---------- Input data

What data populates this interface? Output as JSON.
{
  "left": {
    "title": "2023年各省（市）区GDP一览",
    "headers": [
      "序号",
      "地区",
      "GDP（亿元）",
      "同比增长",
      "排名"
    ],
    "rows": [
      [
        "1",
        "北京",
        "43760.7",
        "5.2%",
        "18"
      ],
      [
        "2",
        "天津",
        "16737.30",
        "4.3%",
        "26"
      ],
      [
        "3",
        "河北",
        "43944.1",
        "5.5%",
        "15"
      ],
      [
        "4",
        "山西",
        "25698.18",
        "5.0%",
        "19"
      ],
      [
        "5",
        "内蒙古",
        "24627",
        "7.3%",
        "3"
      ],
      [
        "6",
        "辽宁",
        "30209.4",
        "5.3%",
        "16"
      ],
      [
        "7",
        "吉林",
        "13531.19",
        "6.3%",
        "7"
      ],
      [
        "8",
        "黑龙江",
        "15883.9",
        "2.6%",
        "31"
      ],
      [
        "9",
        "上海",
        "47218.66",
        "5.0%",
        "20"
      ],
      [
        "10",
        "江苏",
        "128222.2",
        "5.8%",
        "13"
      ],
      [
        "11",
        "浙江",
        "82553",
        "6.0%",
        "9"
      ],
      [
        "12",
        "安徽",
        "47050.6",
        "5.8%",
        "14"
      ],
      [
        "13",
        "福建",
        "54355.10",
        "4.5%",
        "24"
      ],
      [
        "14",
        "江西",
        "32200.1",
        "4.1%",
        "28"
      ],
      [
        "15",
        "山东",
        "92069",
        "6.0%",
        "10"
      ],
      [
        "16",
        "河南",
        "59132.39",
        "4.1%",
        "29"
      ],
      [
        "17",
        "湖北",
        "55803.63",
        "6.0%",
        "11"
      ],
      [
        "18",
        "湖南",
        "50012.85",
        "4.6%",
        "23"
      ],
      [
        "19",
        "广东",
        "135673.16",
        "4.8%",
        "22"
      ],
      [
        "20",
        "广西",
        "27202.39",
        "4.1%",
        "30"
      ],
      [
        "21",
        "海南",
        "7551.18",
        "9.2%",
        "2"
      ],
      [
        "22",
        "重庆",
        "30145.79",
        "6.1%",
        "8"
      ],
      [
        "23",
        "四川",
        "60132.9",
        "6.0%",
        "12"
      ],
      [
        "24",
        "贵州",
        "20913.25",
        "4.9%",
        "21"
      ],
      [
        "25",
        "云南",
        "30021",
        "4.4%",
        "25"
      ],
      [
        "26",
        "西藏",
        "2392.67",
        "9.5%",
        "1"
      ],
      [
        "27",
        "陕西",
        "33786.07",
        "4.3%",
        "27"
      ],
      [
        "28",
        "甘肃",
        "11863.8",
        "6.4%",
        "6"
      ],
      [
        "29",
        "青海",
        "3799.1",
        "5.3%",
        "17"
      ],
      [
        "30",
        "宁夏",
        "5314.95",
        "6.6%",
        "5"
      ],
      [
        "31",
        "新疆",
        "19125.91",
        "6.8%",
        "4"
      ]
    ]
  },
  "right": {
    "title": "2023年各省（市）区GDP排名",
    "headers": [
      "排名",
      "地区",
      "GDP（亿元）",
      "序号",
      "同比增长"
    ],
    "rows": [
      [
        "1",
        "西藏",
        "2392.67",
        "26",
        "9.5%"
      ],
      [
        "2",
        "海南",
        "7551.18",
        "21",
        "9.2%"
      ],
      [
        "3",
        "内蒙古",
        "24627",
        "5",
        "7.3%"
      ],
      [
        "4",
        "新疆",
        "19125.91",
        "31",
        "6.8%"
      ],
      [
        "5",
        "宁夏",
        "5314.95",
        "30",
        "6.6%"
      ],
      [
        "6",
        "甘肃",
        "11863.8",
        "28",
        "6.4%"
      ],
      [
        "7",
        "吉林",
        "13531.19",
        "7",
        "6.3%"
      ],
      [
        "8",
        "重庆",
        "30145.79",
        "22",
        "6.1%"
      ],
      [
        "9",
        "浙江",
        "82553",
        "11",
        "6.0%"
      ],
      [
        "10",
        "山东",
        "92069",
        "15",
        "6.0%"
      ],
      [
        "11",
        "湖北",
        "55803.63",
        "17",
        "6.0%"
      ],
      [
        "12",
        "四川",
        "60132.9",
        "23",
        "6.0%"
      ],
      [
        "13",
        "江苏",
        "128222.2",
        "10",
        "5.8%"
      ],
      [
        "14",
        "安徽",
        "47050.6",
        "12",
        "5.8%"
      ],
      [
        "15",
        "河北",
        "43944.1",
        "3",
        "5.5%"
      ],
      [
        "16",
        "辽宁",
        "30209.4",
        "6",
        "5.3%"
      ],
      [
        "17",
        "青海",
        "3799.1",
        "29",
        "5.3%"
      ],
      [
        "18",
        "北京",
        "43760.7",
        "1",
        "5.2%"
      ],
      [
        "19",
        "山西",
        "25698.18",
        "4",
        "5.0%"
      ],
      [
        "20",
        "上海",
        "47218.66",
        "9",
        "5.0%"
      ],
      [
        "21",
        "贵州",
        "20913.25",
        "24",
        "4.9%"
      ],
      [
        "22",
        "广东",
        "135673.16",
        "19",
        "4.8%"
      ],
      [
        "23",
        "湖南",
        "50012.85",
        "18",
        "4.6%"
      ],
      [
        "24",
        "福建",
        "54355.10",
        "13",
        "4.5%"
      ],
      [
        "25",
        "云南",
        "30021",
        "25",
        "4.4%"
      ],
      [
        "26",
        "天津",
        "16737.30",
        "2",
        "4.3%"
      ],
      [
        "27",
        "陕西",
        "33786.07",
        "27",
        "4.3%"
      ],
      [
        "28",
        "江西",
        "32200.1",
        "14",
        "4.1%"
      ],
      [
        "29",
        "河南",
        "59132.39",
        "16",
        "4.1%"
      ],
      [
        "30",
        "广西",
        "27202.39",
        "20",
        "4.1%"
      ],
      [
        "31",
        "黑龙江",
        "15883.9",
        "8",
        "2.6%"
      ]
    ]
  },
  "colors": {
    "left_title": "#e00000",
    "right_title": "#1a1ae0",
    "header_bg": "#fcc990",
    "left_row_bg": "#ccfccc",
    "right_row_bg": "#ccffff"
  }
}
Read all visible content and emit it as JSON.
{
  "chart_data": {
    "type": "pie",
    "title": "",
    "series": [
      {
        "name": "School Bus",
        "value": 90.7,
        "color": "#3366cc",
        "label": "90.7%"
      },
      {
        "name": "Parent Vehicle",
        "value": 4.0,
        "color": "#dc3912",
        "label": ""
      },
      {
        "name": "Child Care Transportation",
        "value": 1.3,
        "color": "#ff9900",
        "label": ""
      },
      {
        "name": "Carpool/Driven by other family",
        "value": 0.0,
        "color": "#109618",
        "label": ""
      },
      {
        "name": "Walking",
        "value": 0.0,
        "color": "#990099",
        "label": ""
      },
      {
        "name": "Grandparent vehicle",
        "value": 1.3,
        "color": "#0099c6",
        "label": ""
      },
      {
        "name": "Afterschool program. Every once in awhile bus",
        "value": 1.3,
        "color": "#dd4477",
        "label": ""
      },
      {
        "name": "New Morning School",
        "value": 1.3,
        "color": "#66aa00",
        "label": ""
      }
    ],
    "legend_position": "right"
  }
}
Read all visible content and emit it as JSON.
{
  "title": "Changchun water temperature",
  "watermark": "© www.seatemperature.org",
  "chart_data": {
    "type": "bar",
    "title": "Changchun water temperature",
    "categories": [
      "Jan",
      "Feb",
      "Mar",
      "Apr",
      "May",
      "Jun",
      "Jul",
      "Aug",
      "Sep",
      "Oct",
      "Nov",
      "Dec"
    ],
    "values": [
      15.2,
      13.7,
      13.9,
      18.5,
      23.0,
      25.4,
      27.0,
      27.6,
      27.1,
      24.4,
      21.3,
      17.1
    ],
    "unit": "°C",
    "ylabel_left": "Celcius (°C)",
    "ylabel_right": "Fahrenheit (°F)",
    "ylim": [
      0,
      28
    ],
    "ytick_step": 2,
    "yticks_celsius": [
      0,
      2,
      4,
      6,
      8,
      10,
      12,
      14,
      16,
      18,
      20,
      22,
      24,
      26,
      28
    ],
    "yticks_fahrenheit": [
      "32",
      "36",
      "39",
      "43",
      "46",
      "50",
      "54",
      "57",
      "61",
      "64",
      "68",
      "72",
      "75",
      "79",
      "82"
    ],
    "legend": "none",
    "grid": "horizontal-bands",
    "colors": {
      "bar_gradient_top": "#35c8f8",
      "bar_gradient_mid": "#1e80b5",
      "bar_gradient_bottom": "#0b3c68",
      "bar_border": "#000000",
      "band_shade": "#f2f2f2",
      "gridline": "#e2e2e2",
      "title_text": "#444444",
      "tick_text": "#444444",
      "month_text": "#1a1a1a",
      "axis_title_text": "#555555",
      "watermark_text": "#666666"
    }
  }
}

--------------------

Written task: Where a line in the material above holds "Changchun", copy that line.

Exercise response:
  "title": "Changchun water temperature",
    "title": "Changchun water temperature",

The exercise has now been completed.